## [Problem description]
Format each of the following items as a numbered list, leaving out any blank lines.

[Items from a dataset]
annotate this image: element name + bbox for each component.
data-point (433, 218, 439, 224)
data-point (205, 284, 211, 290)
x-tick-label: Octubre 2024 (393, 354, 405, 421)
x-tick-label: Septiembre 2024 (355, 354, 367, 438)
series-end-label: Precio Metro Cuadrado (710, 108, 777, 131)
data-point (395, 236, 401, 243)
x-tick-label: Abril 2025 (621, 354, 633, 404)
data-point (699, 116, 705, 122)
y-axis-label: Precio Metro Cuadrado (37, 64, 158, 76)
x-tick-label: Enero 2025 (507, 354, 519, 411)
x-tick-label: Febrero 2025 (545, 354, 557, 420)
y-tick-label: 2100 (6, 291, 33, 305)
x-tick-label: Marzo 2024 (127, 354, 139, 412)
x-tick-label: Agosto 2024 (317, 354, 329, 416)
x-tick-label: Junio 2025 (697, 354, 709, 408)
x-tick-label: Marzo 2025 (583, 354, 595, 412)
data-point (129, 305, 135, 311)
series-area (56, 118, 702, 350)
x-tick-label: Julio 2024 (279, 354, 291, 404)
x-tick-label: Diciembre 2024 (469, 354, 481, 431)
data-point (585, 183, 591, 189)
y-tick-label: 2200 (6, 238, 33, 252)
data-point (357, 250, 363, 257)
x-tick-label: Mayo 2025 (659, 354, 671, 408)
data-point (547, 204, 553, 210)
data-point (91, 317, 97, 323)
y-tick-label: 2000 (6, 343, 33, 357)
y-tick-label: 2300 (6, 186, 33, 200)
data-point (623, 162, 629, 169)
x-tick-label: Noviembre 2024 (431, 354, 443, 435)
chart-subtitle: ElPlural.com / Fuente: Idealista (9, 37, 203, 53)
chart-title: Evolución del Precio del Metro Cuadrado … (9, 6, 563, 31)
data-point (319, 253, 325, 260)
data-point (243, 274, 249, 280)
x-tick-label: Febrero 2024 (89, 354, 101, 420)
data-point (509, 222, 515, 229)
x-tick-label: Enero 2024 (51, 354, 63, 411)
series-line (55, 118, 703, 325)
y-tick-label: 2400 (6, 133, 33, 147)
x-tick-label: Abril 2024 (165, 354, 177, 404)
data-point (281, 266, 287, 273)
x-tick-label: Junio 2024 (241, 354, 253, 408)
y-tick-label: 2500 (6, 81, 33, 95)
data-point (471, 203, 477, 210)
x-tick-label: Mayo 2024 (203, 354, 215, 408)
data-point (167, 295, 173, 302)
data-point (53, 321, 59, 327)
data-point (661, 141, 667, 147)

## [Task solution]
1. annotate this image: element name + bbox for each component.
2. data-point (433, 218, 439, 224)
3. data-point (205, 284, 211, 290)
4. x-tick-label: Octubre 2024 (393, 354, 405, 421)
5. x-tick-label: Septiembre 2024 (355, 354, 367, 438)
6. series-end-label: Precio Metro Cuadrado (710, 108, 777, 131)
7. data-point (395, 236, 401, 243)
8. x-tick-label: Abril 2025 (621, 354, 633, 404)
9. data-point (699, 116, 705, 122)
10. y-axis-label: Precio Metro Cuadrado (37, 64, 158, 76)
11. x-tick-label: Enero 2025 (507, 354, 519, 411)
12. x-tick-label: Febrero 2025 (545, 354, 557, 420)
13. y-tick-label: 2100 (6, 291, 33, 305)
14. x-tick-label: Marzo 2024 (127, 354, 139, 412)
15. x-tick-label: Agosto 2024 (317, 354, 329, 416)
16. x-tick-label: Junio 2025 (697, 354, 709, 408)
17. x-tick-label: Marzo 2025 (583, 354, 595, 412)
18. data-point (129, 305, 135, 311)
19. series-area (56, 118, 702, 350)
20. x-tick-label: Julio 2024 (279, 354, 291, 404)
21. x-tick-label: Diciembre 2024 (469, 354, 481, 431)
22. data-point (585, 183, 591, 189)
23. y-tick-label: 2200 (6, 238, 33, 252)
24. data-point (357, 250, 363, 257)
25. x-tick-label: Mayo 2025 (659, 354, 671, 408)
26. data-point (547, 204, 553, 210)
27. data-point (91, 317, 97, 323)
28. y-tick-label: 2000 (6, 343, 33, 357)
29. y-tick-label: 2300 (6, 186, 33, 200)
30. data-point (623, 162, 629, 169)
31. x-tick-label: Noviembre 2024 (431, 354, 443, 435)
32. chart-subtitle: ElPlural.com / Fuente: Idealista (9, 37, 203, 53)
33. chart-title: Evolución del Precio del Metro Cuadrado … (9, 6, 563, 31)
34. data-point (319, 253, 325, 260)
35. data-point (243, 274, 249, 280)
36. x-tick-label: Febrero 2024 (89, 354, 101, 420)
37. data-point (509, 222, 515, 229)
38. x-tick-label: Enero 2024 (51, 354, 63, 411)
39. series-line (55, 118, 703, 325)
40. y-tick-label: 2400 (6, 133, 33, 147)
41. x-tick-label: Abril 2024 (165, 354, 177, 404)
42. data-point (281, 266, 287, 273)
43. x-tick-label: Junio 2024 (241, 354, 253, 408)
44. y-tick-label: 2500 (6, 81, 33, 95)
45. data-point (471, 203, 477, 210)
46. x-tick-label: Mayo 2024 (203, 354, 215, 408)
47. data-point (167, 295, 173, 302)
48. data-point (53, 321, 59, 327)
49. data-point (661, 141, 667, 147)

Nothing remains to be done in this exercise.